▸ **Your goal**:
Exactly as they appear, output all of the entries.

▸ **Supplied data**:
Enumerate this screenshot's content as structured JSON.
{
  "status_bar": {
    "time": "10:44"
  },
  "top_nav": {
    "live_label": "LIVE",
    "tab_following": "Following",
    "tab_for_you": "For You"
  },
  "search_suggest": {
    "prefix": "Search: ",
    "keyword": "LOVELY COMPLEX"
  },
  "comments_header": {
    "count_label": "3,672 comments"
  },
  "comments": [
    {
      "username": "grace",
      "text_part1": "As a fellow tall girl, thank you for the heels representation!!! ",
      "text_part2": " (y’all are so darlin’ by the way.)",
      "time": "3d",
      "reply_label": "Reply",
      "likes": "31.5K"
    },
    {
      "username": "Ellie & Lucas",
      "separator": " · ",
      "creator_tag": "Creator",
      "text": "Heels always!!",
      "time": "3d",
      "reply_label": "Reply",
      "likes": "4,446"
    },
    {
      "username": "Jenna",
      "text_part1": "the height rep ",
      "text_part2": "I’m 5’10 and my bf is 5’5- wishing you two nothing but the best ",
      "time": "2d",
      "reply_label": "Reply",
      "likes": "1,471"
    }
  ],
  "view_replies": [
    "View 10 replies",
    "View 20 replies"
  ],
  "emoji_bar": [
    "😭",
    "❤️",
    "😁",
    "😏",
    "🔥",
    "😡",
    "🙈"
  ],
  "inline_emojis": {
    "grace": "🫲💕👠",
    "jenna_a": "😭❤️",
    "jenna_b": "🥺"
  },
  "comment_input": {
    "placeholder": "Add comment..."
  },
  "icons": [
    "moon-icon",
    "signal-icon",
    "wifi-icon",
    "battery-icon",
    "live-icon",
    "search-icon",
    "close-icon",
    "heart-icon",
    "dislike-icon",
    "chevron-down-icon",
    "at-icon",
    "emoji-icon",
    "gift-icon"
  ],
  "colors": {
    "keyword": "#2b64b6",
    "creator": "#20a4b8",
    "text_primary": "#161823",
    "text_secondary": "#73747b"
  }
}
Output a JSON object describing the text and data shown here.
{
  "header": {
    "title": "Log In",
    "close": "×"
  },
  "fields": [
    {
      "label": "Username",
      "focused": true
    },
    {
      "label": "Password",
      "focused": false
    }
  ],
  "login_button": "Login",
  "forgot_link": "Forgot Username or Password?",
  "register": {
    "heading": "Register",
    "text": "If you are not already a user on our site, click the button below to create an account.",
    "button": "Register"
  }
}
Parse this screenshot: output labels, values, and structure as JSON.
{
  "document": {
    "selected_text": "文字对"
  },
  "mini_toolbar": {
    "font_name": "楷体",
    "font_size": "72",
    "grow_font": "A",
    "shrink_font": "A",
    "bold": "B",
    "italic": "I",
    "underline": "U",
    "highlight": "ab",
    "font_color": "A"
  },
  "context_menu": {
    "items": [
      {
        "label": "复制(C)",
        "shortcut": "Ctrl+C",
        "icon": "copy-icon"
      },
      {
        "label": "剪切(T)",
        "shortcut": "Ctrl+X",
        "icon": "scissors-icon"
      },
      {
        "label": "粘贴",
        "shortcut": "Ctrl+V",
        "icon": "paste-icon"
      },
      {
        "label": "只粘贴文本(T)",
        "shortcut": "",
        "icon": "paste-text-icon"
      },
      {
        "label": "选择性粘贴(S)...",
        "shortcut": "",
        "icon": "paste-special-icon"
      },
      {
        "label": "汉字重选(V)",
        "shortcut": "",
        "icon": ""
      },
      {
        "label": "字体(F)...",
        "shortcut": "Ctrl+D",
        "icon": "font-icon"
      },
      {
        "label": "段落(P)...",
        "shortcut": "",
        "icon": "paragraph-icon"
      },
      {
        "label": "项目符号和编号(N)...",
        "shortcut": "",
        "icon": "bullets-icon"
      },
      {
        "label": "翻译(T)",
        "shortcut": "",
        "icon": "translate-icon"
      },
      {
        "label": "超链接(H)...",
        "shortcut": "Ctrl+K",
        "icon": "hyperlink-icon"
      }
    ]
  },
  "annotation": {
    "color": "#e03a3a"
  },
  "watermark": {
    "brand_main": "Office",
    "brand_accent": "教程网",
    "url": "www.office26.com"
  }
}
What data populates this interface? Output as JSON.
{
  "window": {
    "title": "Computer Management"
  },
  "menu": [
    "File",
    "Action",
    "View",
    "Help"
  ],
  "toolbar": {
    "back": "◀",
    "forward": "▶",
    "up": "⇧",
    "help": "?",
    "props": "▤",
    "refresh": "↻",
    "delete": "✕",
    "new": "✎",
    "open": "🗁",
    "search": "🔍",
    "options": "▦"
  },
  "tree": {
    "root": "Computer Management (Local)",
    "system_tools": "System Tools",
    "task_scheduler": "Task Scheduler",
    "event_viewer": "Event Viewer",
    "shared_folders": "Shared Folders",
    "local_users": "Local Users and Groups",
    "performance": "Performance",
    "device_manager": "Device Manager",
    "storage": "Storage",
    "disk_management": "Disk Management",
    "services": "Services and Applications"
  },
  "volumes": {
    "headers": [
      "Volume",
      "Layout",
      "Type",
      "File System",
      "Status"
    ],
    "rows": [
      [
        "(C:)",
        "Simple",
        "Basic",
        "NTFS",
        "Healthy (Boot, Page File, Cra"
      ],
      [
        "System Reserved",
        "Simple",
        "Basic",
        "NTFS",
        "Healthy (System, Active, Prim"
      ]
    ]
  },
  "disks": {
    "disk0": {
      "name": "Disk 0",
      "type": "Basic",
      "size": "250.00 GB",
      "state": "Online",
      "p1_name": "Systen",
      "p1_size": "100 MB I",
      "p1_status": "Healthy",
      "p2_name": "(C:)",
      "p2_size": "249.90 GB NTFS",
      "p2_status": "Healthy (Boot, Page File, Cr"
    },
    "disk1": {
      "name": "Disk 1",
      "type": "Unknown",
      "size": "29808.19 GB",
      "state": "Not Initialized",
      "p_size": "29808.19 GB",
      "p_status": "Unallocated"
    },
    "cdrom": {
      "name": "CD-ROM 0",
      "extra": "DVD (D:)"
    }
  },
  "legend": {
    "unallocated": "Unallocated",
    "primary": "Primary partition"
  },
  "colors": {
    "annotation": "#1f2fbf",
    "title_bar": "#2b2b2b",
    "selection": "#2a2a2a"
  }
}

▸ **Reply**:
Enumerate this screenshot's content as structured JSON.
{
  "status_bar": {
    "time": "10:44"
  },
  "top_nav": {
    "live_label": "LIVE",
    "tab_following": "Following",
    "tab_for_you": "For You"
  },
  "search_suggest": {
    "prefix": "Search: ",
    "keyword": "LOVELY COMPLEX"
  },
  "comments_header": {
    "count_label": "3,672 comments"
  },
  "comments": [
    {
      "username": "grace",
      "text_part1": "As a fellow tall girl, thank you for the heels representation!!! ",
      "text_part2": " (y’all are so darlin’ by the way.)",
      "time": "3d",
      "reply_label": "Reply",
      "likes": "31.5K"
    },
    {
      "username": "Ellie & Lucas",
      "separator": " · ",
      "creator_tag": "Creator",
      "text": "Heels always!!",
      "time": "3d",
      "reply_label": "Reply",
      "likes": "4,446"
    },
    {
      "username": "Jenna",
      "text_part1": "the height rep ",
      "text_part2": "I’m 5’10 and my bf is 5’5- wishing you two nothing but the best ",
      "time": "2d",
      "reply_label": "Reply",
      "likes": "1,471"
    }
  ],
  "view_replies": [
    "View 10 replies",
    "View 20 replies"
  ],
  "emoji_bar": [
    "😭",
    "❤️",
    "😁",
    "😏",
    "🔥",
    "😡",
    "🙈"
  ],
  "inline_emojis": {
    "grace": "🫲💕👠",
    "jenna_a": "😭❤️",
    "jenna_b": "🥺"
  },
  "comment_input": {
    "placeholder": "Add comment..."
  },
  "icons": [
    "moon-icon",
    "signal-icon",
    "wifi-icon",
    "battery-icon",
    "live-icon",
    "search-icon",
    "close-icon",
    "heart-icon",
    "dislike-icon",
    "chevron-down-icon",
    "at-icon",
    "emoji-icon",
    "gift-icon"
  ],
  "colors": {
    "keyword": "#2b64b6",
    "creator": "#20a4b8",
    "text_primary": "#161823",
    "text_secondary": "#73747b"
  }
}
Output a JSON object describing the text and data shown here.
{
  "header": {
    "title": "Log In",
    "close": "×"
  },
  "fields": [
    {
      "label": "Username",
      "focused": true
    },
    {
      "label": "Password",
      "focused": false
    }
  ],
  "login_button": "Login",
  "forgot_link": "Forgot Username or Password?",
  "register": {
    "heading": "Register",
    "text": "If you are not already a user on our site, click the button below to create an account.",
    "button": "Register"
  }
}
Parse this screenshot: output labels, values, and structure as JSON.
{
  "document": {
    "selected_text": "文字对"
  },
  "mini_toolbar": {
    "font_name": "楷体",
    "font_size": "72",
    "grow_font": "A",
    "shrink_font": "A",
    "bold": "B",
    "italic": "I",
    "underline": "U",
    "highlight": "ab",
    "font_color": "A"
  },
  "context_menu": {
    "items": [
      {
        "label": "复制(C)",
        "shortcut": "Ctrl+C",
        "icon": "copy-icon"
      },
      {
        "label": "剪切(T)",
        "shortcut": "Ctrl+X",
        "icon": "scissors-icon"
      },
      {
        "label": "粘贴",
        "shortcut": "Ctrl+V",
        "icon": "paste-icon"
      },
      {
        "label": "只粘贴文本(T)",
        "shortcut": "",
        "icon": "paste-text-icon"
      },
      {
        "label": "选择性粘贴(S)...",
        "shortcut": "",
        "icon": "paste-special-icon"
      },
      {
        "label": "汉字重选(V)",
        "shortcut": "",
        "icon": ""
      },
      {
        "label": "字体(F)...",
        "shortcut": "Ctrl+D",
        "icon": "font-icon"
      },
      {
        "label": "段落(P)...",
        "shortcut": "",
        "icon": "paragraph-icon"
      },
      {
        "label": "项目符号和编号(N)...",
        "shortcut": "",
        "icon": "bullets-icon"
      },
      {
        "label": "翻译(T)",
        "shortcut": "",
        "icon": "translate-icon"
      },
      {
        "label": "超链接(H)...",
        "shortcut": "Ctrl+K",
        "icon": "hyperlink-icon"
      }
    ]
  },
  "annotation": {
    "color": "#e03a3a"
  },
  "watermark": {
    "brand_main": "Office",
    "brand_accent": "教程网",
    "url": "www.office26.com"
  }
}
What data populates this interface? Output as JSON.
{
  "window": {
    "title": "Computer Management"
  },
  "menu": [
    "File",
    "Action",
    "View",
    "Help"
  ],
  "toolbar": {
    "back": "◀",
    "forward": "▶",
    "up": "⇧",
    "help": "?",
    "props": "▤",
    "refresh": "↻",
    "delete": "✕",
    "new": "✎",
    "open": "🗁",
    "search": "🔍",
    "options": "▦"
  },
  "tree": {
    "root": "Computer Management (Local)",
    "system_tools": "System Tools",
    "task_scheduler": "Task Scheduler",
    "event_viewer": "Event Viewer",
    "shared_folders": "Shared Folders",
    "local_users": "Local Users and Groups",
    "performance": "Performance",
    "device_manager": "Device Manager",
    "storage": "Storage",
    "disk_management": "Disk Management",
    "services": "Services and Applications"
  },
  "volumes": {
    "headers": [
      "Volume",
      "Layout",
      "Type",
      "File System",
      "Status"
    ],
    "rows": [
      [
        "(C:)",
        "Simple",
        "Basic",
        "NTFS",
        "Healthy (Boot, Page File, Cra"
      ],
      [
        "System Reserved",
        "Simple",
        "Basic",
        "NTFS",
        "Healthy (System, Active, Prim"
      ]
    ]
  },
  "disks": {
    "disk0": {
      "name": "Disk 0",
      "type": "Basic",
      "size": "250.00 GB",
      "state": "Online",
      "p1_name": "Systen",
      "p1_size": "100 MB I",
      "p1_status": "Healthy",
      "p2_name": "(C:)",
      "p2_size": "249.90 GB NTFS",
      "p2_status": "Healthy (Boot, Page File, Cr"
    },
    "disk1": {
      "name": "Disk 1",
      "type": "Unknown",
      "size": "29808.19 GB",
      "state": "Not Initialized",
      "p_size": "29808.19 GB",
      "p_status": "Unallocated"
    },
    "cdrom": {
      "name": "CD-ROM 0",
      "extra": "DVD (D:)"
    }
  },
  "legend": {
    "unallocated": "Unallocated",
    "primary": "Primary partition"
  },
  "colors": {
    "annotation": "#1f2fbf",
    "title_bar": "#2b2b2b",
    "selection": "#2a2a2a"
  }
}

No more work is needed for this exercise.